◆ **Anforderungen**:
• A. Nenne alle Substantive aus dem ersten Satz des Textes über Angriffe mit Disziplinen, jeweils in der Form, in der sie dort stehen.
• B. Setze den Text über Angriffe mit Disziplinen nach seinem letzten Satz fort.

◆ **Quellenauszug**:
==============================

Als Angriff zählen alle Disziplinanwendungen, die eine direkte Manipulation des Geistes oder der Emotionen des Opfers darstellen. Die Wirkung beginnt unmittelbar, sofern sich das Opfer nicht wehrt. Durch das Zeichen des Fingers an der Schläfe macht der Anwender dem Opfer klar, dass es Ziel einer übernatürlichen Fähigkeit ist. Was genau er vom Opfer erwartet, macht er durch seine Darstellung deutlich. Die Grundregel ist, dass das Opfer eines Angriffs immer reagieren muss. Es gilt aber auch der Opferentscheid: Der Anwender hat keinen Anspruch darauf, dass das Opfer genauso reagieren muss, wie er es geplant hat. Auch sich zu wehren kann eine Reaktion auf einen Angriff sein.

==============================

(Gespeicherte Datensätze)
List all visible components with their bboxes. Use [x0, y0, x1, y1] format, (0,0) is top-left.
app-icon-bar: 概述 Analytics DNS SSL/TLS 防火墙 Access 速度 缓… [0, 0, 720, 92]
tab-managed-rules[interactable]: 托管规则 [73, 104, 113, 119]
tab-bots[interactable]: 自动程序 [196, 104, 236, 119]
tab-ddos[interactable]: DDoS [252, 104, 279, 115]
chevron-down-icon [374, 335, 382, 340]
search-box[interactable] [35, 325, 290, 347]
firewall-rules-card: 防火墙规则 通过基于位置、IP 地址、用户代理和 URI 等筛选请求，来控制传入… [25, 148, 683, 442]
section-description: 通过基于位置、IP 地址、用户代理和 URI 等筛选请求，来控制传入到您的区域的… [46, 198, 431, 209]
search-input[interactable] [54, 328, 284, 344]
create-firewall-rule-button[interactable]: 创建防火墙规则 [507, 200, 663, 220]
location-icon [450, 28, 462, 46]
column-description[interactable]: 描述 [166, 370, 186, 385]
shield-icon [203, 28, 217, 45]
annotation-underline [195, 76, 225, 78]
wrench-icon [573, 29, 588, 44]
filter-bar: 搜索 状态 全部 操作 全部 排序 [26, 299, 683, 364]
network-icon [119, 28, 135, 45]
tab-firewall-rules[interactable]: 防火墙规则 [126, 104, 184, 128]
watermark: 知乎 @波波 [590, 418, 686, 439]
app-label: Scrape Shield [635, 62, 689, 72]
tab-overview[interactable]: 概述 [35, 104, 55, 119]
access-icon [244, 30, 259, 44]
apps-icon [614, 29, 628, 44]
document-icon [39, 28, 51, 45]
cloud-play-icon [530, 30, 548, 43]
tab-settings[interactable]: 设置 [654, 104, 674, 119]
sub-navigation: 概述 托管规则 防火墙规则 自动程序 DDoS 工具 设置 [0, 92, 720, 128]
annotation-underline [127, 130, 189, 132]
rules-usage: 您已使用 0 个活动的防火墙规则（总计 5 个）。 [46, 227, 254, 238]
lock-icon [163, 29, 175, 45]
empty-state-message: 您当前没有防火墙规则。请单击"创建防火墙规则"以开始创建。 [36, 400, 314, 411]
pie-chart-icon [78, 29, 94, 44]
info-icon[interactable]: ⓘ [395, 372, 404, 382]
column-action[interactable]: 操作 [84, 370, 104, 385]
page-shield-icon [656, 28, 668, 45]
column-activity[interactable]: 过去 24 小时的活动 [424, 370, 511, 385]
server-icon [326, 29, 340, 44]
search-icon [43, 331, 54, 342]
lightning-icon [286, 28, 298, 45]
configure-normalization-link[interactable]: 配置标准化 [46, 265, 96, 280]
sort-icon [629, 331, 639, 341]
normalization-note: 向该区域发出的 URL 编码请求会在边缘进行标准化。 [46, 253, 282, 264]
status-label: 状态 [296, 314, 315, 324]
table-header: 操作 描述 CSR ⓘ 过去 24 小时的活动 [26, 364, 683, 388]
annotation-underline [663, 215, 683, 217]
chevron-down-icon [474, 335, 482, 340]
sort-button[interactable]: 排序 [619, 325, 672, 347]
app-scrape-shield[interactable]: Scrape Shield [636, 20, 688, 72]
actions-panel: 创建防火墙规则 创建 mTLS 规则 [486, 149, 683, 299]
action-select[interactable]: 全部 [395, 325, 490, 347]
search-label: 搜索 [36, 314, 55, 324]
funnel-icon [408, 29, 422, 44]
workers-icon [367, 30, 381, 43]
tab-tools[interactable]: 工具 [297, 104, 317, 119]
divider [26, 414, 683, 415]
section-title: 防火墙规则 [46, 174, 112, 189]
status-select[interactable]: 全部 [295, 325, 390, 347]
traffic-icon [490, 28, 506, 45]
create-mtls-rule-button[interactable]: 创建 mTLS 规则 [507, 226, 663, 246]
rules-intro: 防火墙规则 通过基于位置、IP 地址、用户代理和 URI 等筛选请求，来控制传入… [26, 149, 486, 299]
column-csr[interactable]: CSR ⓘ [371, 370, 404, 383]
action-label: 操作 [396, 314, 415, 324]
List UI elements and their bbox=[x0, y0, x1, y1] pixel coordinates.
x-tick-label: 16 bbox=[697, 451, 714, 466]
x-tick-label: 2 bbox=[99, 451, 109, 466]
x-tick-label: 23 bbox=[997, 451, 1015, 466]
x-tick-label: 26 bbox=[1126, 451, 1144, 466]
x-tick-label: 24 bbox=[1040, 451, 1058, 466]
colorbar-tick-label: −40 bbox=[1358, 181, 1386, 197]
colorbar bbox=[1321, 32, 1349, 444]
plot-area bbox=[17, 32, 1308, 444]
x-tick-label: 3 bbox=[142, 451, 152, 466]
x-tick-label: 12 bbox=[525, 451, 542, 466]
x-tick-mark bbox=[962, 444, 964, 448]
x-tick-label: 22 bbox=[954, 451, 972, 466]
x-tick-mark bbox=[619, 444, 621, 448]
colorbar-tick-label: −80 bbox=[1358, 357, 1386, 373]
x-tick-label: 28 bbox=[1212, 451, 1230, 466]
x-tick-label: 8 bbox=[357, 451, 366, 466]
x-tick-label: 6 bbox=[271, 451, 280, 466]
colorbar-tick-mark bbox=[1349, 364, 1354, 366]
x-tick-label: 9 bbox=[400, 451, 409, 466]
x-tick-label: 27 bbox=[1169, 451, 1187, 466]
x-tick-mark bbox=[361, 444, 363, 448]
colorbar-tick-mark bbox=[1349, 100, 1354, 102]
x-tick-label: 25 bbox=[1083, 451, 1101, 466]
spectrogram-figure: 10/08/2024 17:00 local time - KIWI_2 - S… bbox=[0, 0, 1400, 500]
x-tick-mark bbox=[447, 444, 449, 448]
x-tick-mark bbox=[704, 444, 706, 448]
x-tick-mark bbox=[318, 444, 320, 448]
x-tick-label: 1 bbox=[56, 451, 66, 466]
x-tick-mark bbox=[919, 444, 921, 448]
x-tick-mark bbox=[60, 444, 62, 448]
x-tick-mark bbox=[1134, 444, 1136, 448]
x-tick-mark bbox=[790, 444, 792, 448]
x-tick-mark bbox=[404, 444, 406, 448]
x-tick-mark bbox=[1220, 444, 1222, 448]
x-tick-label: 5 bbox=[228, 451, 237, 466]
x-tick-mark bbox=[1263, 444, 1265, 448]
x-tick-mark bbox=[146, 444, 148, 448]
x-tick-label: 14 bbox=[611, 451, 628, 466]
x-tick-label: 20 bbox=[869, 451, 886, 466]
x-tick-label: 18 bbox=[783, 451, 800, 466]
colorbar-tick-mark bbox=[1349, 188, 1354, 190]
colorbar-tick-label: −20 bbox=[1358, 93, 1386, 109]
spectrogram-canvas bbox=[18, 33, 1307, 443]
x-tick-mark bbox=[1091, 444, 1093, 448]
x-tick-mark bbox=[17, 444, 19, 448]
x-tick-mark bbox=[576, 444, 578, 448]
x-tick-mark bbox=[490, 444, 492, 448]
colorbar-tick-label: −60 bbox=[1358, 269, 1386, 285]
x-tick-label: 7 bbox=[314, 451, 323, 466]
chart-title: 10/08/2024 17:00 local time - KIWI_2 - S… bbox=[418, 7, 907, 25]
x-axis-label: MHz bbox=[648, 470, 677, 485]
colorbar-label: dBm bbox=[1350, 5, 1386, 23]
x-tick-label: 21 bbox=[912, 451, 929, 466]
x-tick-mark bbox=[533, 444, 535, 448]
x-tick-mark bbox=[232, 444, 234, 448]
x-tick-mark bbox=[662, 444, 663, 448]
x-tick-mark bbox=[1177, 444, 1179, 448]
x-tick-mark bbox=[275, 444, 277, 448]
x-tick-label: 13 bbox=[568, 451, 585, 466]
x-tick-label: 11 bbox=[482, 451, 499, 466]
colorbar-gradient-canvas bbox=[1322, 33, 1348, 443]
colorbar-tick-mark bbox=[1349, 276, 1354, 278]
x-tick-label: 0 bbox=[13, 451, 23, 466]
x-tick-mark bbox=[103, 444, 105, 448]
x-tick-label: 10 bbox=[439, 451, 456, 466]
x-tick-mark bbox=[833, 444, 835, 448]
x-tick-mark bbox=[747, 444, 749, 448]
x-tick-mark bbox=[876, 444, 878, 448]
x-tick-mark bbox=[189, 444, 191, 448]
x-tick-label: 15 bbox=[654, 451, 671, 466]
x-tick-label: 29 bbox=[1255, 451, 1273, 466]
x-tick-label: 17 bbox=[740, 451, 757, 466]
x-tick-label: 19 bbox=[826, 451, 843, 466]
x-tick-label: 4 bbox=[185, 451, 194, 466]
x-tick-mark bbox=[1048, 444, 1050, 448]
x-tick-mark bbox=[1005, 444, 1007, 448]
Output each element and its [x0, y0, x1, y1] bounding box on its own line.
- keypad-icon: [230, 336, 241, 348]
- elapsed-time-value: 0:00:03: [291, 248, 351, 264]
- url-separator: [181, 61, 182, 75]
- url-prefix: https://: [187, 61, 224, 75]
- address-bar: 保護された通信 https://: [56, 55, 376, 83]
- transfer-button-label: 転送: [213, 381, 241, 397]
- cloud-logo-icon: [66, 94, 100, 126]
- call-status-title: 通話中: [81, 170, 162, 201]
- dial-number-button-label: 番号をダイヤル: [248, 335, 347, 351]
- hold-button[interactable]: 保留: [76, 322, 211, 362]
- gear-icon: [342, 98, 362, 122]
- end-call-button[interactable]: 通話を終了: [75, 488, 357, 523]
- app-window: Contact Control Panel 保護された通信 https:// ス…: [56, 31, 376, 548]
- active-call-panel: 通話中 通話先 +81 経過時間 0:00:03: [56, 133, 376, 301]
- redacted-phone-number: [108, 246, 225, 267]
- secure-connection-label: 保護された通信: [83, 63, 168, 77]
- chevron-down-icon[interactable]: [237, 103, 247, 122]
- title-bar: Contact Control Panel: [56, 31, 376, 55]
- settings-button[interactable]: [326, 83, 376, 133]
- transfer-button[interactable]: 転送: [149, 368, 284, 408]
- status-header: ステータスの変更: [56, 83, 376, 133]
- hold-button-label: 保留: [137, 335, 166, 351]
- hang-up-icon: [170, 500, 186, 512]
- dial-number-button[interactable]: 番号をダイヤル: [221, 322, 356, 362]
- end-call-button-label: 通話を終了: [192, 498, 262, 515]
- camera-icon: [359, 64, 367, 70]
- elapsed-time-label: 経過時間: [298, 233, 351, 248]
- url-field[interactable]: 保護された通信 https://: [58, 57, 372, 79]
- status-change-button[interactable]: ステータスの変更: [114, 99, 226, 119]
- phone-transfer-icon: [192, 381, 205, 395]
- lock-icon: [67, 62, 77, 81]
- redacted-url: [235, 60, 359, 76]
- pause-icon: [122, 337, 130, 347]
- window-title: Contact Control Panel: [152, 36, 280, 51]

==============================

◆ **Antworten je Aufgabe**:
• A. Angriff, Disziplinanwendungen, Manipulation, Geistes, Emotionen, Opfers

• B.
Wandlungen sind Veränderungen der Psyche oder des Körpers, die ein Vampir bei sich oder anderen verursachen kann. Diese geschehen nicht direkt im Spiel, sondern während des Tages vor oder nach einem Treffen. Manche Wandlungen, z.B. Einblicke in die Gedankenwelt des Opfers, haben die Bedingung, dass der Anwender einen intensiven Spielmoment mit dem Opfer erlebt haben muss, um sie anwenden zu können. Veränderungen des Körpers werden durch entsprechendes Make-Up dargestellt, während Einflüsse auf geistiger Ebene OT zwischen den Spielern besprochen werden.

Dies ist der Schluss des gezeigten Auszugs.